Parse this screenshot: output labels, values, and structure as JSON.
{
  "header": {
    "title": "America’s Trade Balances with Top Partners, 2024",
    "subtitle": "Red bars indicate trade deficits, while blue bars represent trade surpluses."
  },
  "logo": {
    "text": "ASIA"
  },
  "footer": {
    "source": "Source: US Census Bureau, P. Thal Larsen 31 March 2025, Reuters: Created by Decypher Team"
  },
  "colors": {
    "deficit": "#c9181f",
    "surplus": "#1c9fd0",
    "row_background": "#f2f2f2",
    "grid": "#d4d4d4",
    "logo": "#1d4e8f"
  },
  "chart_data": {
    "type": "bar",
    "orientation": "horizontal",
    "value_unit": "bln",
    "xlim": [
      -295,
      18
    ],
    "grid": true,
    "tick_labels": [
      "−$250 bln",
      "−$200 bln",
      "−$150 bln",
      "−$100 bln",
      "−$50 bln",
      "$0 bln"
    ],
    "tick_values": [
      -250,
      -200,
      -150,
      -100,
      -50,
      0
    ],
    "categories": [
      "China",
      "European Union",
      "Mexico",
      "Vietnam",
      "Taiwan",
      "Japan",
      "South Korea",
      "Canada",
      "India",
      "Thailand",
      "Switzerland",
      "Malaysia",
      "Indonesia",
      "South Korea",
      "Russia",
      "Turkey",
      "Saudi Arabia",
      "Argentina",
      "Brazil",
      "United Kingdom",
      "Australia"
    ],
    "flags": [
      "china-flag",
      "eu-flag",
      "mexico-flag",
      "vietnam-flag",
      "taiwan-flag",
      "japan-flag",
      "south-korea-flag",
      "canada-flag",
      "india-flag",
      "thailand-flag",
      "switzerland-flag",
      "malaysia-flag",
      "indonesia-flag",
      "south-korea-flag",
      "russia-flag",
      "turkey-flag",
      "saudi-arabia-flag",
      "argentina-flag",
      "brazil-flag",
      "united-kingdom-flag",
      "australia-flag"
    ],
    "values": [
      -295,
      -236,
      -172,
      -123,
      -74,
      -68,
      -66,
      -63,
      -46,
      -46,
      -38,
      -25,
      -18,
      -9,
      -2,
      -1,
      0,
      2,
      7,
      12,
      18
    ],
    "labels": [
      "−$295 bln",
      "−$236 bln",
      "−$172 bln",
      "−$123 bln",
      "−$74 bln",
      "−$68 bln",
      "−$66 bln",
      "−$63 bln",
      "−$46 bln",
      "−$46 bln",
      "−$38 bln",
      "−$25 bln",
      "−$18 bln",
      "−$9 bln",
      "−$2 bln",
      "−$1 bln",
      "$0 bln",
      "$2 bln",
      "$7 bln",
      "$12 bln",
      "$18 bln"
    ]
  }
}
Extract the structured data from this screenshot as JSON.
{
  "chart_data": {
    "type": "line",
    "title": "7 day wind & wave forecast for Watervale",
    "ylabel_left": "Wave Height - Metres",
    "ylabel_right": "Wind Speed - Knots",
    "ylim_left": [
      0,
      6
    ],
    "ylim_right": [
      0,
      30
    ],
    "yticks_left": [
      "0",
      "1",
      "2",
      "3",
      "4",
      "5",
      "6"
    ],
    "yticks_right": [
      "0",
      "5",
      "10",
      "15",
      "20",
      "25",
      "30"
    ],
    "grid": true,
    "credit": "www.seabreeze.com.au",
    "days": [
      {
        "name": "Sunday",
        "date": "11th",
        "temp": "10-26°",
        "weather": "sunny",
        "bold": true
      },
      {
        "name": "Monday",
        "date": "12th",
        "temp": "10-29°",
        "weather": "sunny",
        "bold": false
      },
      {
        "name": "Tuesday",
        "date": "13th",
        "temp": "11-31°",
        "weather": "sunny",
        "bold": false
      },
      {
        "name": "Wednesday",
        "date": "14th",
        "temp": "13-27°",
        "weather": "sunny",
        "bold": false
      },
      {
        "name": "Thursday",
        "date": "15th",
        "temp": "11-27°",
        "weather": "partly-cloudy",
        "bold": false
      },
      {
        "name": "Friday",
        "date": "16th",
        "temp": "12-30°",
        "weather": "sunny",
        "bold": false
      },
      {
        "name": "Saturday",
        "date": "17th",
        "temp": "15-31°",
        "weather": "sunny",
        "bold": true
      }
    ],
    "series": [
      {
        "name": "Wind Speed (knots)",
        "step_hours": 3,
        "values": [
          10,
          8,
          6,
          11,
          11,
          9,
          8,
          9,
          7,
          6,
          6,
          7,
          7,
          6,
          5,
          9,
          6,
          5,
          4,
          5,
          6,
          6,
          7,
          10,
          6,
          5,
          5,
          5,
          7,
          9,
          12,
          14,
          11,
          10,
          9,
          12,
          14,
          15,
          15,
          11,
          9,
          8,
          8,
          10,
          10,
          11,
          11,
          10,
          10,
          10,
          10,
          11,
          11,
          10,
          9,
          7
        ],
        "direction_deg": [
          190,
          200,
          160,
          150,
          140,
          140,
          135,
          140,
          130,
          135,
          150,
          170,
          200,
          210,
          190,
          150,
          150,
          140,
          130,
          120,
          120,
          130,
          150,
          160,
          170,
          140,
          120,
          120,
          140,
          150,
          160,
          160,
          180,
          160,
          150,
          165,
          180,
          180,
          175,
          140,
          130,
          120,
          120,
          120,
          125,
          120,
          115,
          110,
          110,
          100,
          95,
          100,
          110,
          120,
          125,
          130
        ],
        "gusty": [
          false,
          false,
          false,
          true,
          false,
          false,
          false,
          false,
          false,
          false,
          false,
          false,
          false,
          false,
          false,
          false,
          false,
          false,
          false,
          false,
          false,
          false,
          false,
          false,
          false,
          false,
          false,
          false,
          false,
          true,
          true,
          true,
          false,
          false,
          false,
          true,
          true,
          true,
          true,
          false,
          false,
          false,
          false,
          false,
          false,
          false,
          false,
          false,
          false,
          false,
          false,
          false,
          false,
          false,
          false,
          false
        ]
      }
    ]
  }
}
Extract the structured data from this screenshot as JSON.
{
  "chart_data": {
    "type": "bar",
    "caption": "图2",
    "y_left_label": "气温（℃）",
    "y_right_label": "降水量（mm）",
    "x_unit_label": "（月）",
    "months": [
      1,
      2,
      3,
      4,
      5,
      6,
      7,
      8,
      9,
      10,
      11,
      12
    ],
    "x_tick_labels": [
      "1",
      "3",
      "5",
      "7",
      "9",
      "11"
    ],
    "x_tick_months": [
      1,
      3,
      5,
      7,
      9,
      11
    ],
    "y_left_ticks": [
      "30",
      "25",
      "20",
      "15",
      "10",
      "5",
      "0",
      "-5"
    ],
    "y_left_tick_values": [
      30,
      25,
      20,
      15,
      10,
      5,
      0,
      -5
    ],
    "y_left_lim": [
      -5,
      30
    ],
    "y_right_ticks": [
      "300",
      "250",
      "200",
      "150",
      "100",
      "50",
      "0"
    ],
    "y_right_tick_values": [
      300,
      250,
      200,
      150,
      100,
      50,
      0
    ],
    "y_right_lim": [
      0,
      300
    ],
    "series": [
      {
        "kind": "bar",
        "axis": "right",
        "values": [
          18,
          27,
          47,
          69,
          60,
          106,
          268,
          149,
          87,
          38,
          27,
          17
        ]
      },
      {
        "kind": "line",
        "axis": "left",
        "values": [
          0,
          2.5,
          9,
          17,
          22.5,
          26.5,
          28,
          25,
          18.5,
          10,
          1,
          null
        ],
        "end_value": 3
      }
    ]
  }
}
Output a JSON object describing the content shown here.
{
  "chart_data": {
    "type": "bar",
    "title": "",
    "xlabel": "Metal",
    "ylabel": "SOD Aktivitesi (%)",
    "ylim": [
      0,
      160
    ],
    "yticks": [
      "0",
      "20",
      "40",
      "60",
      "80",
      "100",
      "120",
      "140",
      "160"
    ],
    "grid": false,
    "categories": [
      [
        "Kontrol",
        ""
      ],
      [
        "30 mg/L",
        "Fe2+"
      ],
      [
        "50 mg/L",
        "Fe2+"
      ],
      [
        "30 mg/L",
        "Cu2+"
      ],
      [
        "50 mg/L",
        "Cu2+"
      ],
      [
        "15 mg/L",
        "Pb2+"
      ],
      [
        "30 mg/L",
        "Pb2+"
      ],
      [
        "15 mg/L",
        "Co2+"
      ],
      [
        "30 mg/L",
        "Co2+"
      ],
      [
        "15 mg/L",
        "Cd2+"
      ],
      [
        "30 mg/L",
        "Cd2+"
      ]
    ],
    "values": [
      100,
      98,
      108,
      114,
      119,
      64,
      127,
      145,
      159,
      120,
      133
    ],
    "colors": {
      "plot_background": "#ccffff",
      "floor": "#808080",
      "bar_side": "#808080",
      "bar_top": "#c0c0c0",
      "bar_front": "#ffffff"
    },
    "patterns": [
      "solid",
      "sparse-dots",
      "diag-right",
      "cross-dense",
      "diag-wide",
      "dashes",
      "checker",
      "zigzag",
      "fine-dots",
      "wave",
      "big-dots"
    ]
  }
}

Task objective » Using the listing above, show every line that includes the string "grid".

Solved exercise »
    "grid": "#d4d4d4",
    "grid": true,
    "grid": true,
    "grid": false,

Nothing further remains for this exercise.